=== Source excerpt ===

GEN-WE.  Our assets in California will be subject to various additional state environmental initiatives.  As previously disclosed, our California facilities continue to be subject to the California Global Warming Solutions Act, effective January 1, 2007, which requires development of a GHG control program that will reduce the state’s GHG emissions to their 1990 levels by 2020.  Regulations to achieve required emission reductions are to be adopted by January 2011.

In late June 2009, the California State Water Resources Control Board issued draft regulations for power plants with once-through cooling.  Our options include closed system cooling structures and other measures for reducing impingement/entrainment.  Our low heat rate plants, Moss Landing units 1 and 2, would have until 2017 to develop solutions.  Some of our older, less efficient units may not be profitable if the rule becomes final, and therefore may be considered for retirement.  As an active stakeholder in the process, we are continuing to monitor the development of draft regulations, and will continue to provide input as solutions move from their current draft status to final regulations.

GEN-NE.  Effective January 1, 2009, our GEN-NE segment facilities in New York, Connecticut and Maine became subject to compliance requirements under the RGGI program.  The participating RGGI states have implemented a rule regulating GHG emissions using a cap-and-trade program to reduce CO2 emissions by at least 10 percent of base-year emission levels by the year 2018.  Compliance with the allowance requirement under the RGGI cap-and-trade program can be achieved by reducing emissions, purchasing or trading allowances or securing offset allowances from an approved offset project.  While allowances are sold by year, actual compliance is measured across a three year control period.  The first control period is for the 2009-2011 timeframe.

=== Dataset entries ===

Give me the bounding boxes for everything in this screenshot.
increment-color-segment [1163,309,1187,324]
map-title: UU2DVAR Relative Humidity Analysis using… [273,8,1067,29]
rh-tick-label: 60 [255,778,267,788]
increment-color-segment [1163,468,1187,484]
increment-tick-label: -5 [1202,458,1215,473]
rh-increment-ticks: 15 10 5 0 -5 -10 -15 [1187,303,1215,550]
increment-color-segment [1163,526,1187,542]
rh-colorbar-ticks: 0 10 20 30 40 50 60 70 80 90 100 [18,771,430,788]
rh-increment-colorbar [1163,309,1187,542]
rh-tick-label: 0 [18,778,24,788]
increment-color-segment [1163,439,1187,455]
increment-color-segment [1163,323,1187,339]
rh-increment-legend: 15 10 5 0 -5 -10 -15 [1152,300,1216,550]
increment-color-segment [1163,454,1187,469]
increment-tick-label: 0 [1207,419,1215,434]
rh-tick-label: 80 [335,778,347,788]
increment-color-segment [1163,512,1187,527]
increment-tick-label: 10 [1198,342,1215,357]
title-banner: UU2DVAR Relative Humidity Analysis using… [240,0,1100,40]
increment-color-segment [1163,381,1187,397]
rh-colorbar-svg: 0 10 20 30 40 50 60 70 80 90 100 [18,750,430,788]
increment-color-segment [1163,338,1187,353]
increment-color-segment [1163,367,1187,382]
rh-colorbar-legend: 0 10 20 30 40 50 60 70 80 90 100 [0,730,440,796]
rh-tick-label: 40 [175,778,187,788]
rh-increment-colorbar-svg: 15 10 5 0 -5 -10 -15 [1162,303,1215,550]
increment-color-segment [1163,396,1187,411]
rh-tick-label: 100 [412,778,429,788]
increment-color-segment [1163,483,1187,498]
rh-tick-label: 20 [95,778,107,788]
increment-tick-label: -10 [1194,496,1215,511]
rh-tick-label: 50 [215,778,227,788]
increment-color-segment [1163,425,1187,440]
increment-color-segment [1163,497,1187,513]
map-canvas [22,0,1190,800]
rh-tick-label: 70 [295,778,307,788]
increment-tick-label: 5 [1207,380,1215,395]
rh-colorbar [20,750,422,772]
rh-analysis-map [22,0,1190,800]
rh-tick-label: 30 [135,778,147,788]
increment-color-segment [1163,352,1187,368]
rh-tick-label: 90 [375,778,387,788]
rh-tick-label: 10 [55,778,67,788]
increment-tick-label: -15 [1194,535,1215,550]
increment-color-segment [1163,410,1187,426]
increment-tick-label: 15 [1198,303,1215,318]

===

Tasks to complete
**1)** In the environmental regulation excerpt, how long is the period over which actual RGGI compliance is measured?
**2)** Turn the paragraph of the environmental regulation excerpt that begins "In late June 2009" into a short bulleted list that keeps its main facts.
**3)** Pick up the environmental regulation excerpt after its last sentence and carry it forward.

Response list
**1)** A three-year control period.

**2)**
- In late June 2009, the California State Water Resources Control Board issued draft regulations for power plants with once-through cooling.
- Options include closed system cooling structures and other measures to reduce impingement/entrainment.
- The low heat rate plants, Moss Landing units 1 and 2, would have until 2017 to develop solutions.
- Some older, less efficient units may not be profitable if the rule becomes final and may be considered for retirement.
- As an active stakeholder, the company is monitoring the draft regulations and will keep providing input until they become final.

**3)**
On September 9, 2009, RGGI held its fifth auction, in which approximately 28 million of allowances for allocation year 2009, and over two million allowances for allocation year 2012, were sold at clearing prices of $2.19 per allowance and $1.87 per allowance, respectively.  We have participated in each of the quarterly RGGI auctions (or in secondary markets, as appropriate) to secure allowances based on our actual or forecast needs for our affected assets.  One additional auction is scheduled for 2009 with auctions expected to be held quarterly throughout 2010.


We project that 2009 CO2 emissions from our generating facilities in New York and Maine will be approximately 4.6 million tons.  Therefore, based on the average cost of allowances sold to date for the 2009 allocation year, our estimated cost of allowances necessary to operate these facilities in 2009 is approximately $15 million.

Coal Combustion Ash.  The combustion of coal to generate electric power creates large quantities of ash which is managed at power generation facilities in dry form in landfills and in liquid or slurry form in surface impoundments.  Each of our coal-fired plants has at least one CCA management unit.  At present, CCA management is regulated by the states as solid waste.  The U.S. EPA has considered whether CCA should be regulated as a hazardous waste on two separate occasions and each time has declined to do so.  The December 2008 failure of a CCA surface impoundment dike at the Tennessee Valley Authority’s Kingston Plant in Tennessee, accompanied by a very large release of ash slurry, has resulted in renewed scrutiny of CCA management.

The U.S. EPA has initiated an investigation of the structural integrity of certain CCA surface impoundment dams and has announced plans to develop regulations by the end of 2009 to address the management of CCA.  Certain environmental non-government organizations have advocated designation of CCA as a hazardous waste.  The regulations being developed by the U.S. EPA could lead to new requirements related to CCA management units, the nature of which cannot be predicted with confidence at this time, but which could have a material adverse effect on our financial condition, results of operations and cash flows.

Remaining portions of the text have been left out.